# Your task:
Where the string "orbit" occurs in the material below, report the whole line.

Figure contents as structured data
•••••

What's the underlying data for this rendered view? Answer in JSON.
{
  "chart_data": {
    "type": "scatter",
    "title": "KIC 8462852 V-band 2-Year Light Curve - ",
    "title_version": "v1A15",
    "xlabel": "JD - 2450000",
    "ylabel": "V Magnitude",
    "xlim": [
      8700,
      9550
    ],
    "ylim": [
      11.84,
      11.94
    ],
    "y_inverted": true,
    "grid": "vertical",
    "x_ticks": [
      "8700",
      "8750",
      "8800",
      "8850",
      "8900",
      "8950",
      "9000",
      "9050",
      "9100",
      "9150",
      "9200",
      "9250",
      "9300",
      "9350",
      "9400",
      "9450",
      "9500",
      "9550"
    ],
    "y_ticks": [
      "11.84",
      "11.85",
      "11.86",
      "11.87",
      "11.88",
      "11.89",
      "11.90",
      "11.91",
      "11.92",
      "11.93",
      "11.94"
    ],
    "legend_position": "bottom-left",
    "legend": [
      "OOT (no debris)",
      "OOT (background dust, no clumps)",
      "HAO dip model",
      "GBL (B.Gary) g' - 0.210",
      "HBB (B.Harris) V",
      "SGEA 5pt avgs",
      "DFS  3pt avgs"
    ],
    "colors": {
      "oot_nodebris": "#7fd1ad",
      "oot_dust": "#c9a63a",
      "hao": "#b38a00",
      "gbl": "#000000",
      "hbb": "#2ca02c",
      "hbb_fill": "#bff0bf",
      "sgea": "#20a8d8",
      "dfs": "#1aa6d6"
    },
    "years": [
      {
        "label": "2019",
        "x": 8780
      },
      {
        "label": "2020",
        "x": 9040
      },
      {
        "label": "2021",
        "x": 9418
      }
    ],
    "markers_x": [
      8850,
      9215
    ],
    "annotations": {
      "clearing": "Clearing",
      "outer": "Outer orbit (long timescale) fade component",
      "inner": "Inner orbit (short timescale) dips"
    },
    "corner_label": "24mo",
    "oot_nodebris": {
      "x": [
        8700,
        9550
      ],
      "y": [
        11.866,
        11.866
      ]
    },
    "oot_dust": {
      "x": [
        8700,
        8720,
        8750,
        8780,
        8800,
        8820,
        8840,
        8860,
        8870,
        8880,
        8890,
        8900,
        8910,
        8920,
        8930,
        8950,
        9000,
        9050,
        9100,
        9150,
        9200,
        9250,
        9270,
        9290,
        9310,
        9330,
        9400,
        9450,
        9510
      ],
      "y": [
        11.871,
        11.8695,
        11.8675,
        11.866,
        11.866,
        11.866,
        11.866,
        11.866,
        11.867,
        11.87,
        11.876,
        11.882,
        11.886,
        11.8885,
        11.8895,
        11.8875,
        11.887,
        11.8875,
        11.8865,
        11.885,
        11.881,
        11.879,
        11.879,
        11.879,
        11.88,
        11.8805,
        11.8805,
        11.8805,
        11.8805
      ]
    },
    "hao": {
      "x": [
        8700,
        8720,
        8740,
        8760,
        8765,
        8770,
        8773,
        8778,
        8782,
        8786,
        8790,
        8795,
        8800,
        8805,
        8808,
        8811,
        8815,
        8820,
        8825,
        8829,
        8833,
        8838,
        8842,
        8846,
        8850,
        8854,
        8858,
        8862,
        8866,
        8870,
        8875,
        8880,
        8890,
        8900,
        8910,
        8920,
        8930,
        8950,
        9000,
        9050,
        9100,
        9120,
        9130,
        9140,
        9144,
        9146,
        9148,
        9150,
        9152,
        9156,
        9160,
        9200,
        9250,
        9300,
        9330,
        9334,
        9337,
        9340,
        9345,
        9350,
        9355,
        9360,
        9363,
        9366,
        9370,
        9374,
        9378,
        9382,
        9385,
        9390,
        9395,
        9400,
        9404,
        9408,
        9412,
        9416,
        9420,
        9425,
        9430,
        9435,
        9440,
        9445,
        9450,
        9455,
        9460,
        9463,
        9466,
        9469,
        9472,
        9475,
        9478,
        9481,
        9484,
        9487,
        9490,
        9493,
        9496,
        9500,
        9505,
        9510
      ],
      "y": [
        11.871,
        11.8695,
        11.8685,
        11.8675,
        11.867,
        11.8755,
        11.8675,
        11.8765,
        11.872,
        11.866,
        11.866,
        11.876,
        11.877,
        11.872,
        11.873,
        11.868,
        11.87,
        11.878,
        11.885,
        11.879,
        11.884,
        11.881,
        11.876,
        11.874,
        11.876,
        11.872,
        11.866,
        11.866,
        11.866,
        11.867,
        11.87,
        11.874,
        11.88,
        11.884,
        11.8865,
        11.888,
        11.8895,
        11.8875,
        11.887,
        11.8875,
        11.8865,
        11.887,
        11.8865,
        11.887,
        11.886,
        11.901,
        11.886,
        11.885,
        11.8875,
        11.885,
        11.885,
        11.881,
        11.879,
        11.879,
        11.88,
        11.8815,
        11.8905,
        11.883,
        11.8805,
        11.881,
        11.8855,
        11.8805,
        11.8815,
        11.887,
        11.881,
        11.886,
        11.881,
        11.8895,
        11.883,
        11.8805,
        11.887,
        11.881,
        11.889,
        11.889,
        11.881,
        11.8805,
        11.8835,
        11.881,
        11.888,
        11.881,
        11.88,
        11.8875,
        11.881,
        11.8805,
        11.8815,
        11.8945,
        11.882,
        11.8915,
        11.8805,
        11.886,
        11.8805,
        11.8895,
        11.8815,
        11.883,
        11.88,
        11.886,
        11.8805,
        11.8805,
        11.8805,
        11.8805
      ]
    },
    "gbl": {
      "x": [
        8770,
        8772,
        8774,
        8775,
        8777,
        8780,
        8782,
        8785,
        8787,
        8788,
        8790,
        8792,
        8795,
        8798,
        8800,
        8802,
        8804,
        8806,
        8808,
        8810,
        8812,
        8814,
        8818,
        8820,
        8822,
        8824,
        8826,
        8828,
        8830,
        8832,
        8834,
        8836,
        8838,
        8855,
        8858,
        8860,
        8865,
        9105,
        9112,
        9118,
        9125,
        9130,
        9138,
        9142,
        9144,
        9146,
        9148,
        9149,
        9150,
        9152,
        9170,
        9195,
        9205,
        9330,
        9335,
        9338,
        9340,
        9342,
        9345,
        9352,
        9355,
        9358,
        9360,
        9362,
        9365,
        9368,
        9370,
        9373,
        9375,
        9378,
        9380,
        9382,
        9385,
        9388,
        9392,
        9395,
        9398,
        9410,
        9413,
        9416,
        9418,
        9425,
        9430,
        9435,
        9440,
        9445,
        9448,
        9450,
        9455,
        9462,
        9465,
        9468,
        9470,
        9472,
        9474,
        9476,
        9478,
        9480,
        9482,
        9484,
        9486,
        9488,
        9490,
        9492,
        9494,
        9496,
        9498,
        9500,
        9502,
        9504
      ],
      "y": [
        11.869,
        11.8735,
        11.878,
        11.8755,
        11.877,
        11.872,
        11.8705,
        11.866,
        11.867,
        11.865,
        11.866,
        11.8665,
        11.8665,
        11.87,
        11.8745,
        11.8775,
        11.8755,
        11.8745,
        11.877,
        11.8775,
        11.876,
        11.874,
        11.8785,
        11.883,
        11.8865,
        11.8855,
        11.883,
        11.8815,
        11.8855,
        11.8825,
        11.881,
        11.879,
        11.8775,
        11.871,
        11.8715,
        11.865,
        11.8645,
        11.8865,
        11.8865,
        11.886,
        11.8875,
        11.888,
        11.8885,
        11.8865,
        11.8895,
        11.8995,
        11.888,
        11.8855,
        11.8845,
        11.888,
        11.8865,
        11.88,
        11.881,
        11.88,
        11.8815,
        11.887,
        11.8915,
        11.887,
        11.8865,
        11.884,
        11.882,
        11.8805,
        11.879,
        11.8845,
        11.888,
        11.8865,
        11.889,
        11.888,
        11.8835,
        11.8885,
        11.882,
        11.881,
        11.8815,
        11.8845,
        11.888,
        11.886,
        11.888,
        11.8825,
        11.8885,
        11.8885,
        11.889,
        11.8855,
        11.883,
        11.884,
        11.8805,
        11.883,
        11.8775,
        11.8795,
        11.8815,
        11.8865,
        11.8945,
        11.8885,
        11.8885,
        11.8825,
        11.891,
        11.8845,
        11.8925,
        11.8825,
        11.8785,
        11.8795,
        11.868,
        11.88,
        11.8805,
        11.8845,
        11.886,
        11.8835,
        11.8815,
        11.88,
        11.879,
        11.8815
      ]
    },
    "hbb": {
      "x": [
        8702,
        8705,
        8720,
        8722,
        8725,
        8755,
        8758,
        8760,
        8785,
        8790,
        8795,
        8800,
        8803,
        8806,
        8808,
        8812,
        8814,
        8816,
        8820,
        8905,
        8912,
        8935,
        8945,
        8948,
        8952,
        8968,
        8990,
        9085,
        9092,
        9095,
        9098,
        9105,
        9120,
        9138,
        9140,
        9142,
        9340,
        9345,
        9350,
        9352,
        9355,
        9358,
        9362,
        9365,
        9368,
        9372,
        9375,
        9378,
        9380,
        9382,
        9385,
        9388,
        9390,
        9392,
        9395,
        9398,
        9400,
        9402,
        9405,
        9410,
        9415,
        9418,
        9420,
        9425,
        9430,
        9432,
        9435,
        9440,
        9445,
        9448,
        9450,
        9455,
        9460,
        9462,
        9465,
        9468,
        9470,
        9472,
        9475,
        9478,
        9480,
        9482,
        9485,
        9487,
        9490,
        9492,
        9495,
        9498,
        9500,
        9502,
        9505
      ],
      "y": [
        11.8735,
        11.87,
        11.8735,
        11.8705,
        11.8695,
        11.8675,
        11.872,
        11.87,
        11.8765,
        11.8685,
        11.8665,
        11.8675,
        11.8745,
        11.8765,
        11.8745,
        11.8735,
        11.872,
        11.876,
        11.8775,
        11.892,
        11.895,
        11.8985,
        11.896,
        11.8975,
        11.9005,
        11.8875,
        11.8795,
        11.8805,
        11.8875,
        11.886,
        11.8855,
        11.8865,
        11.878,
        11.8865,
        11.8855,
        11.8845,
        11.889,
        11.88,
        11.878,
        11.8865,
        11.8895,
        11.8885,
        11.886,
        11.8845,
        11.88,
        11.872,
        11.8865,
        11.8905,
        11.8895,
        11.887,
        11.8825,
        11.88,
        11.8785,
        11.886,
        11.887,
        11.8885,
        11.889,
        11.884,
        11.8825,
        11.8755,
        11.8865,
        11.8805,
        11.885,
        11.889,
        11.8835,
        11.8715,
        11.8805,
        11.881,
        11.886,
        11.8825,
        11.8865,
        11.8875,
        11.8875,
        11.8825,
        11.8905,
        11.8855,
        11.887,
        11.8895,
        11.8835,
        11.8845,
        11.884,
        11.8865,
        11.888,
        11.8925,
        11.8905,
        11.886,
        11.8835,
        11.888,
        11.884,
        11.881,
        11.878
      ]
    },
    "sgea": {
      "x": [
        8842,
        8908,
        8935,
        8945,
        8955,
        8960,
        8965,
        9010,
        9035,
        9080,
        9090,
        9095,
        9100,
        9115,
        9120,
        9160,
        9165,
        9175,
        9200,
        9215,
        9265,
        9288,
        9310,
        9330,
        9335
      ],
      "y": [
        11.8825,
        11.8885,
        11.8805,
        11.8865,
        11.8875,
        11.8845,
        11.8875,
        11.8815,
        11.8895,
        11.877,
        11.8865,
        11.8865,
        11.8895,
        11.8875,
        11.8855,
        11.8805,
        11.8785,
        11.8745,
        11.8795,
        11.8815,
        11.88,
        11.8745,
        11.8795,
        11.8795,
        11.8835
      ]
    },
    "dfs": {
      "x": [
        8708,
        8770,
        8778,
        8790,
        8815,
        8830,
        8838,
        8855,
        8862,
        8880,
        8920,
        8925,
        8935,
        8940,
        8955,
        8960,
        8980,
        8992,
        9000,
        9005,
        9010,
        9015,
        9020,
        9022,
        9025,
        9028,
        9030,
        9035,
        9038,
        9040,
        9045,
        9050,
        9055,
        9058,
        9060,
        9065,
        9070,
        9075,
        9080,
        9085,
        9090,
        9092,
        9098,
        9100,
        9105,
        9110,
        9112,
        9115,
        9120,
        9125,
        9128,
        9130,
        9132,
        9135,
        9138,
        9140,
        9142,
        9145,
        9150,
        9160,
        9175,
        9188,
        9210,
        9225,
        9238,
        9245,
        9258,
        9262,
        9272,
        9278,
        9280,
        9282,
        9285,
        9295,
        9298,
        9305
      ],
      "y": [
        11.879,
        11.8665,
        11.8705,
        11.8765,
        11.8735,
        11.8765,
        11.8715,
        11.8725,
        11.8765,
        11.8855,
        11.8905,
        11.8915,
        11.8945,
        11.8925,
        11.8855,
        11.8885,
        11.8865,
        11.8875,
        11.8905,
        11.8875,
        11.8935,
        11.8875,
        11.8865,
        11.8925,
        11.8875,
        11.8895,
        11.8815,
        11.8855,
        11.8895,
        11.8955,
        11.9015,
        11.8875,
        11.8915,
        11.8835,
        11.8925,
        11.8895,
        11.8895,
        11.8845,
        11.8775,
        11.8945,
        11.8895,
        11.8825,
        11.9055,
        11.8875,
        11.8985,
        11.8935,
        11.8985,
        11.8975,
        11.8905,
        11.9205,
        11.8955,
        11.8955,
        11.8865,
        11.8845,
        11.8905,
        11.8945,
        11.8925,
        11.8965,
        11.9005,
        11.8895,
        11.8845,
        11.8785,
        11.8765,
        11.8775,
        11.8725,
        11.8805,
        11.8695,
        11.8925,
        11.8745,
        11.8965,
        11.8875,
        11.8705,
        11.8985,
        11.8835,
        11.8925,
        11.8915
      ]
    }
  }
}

•••••

# Worked solution:
      "outer": "Outer orbit (long timescale) fade component",
      "inner": "Inner orbit (short timescale) dips"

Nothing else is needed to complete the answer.